§ **SHORT TASK**
Each line that holds the word "STOPNJA" counts once; give the total number of such lines and nothing else.
**** RECORDS PROVIDED ****
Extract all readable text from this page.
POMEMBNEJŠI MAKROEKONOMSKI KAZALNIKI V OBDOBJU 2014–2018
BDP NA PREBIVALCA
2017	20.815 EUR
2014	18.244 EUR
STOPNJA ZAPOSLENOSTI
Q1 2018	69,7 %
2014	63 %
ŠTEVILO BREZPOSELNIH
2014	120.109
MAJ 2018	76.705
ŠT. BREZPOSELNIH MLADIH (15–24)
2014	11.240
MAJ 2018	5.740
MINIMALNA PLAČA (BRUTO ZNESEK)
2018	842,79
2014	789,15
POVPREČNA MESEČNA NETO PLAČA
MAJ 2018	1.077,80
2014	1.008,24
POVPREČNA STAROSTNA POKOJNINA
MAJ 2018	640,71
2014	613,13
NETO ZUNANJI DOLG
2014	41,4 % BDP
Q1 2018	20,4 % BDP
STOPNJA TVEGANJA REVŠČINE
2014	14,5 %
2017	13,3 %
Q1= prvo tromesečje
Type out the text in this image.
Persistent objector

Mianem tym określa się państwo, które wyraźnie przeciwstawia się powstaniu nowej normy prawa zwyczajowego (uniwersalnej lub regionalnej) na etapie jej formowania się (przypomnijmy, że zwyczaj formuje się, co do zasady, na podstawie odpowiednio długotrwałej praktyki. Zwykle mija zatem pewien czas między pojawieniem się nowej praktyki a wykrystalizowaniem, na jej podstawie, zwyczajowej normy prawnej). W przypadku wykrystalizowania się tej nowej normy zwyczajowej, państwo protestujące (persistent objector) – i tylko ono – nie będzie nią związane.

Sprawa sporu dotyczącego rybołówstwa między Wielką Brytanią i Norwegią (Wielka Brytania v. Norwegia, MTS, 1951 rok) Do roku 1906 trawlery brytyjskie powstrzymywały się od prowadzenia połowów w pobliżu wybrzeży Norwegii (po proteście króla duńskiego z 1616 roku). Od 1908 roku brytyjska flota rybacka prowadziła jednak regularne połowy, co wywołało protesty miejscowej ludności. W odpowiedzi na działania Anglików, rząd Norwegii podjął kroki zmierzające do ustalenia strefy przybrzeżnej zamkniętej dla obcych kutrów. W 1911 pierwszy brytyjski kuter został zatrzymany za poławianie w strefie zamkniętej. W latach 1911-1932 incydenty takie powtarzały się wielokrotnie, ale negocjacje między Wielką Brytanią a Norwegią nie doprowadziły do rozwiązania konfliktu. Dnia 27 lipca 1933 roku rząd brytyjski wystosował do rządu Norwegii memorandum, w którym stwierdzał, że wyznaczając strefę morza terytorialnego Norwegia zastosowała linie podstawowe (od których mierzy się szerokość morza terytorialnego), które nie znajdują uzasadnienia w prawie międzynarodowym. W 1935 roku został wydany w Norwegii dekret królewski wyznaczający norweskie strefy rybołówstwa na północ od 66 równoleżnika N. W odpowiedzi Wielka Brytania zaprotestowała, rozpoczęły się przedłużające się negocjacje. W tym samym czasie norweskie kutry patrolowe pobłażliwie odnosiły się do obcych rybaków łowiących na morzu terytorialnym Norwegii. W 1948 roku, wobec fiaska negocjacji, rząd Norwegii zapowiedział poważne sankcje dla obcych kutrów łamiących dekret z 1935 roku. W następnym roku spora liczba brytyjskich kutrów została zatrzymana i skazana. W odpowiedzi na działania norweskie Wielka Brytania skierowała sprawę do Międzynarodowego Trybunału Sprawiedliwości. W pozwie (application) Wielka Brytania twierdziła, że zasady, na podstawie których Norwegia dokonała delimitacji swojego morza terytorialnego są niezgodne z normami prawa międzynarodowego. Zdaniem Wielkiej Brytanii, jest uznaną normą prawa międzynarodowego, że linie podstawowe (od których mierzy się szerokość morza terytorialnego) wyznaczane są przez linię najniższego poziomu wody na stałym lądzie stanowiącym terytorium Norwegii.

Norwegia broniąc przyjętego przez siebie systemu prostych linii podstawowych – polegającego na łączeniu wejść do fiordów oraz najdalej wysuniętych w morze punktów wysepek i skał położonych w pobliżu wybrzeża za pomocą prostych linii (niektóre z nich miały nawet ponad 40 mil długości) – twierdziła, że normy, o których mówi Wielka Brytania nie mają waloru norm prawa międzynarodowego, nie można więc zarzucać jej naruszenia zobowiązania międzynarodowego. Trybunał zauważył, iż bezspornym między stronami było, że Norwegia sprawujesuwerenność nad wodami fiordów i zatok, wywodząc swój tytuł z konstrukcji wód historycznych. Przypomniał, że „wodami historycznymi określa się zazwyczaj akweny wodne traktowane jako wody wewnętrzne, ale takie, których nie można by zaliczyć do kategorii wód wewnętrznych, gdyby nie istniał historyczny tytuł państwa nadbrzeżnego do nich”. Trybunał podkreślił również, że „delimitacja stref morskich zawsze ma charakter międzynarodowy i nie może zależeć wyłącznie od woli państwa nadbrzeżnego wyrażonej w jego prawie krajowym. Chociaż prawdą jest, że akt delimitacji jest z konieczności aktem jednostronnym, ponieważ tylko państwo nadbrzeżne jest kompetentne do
****
§ **RESPONSE FOR THIS EXERCISE**
2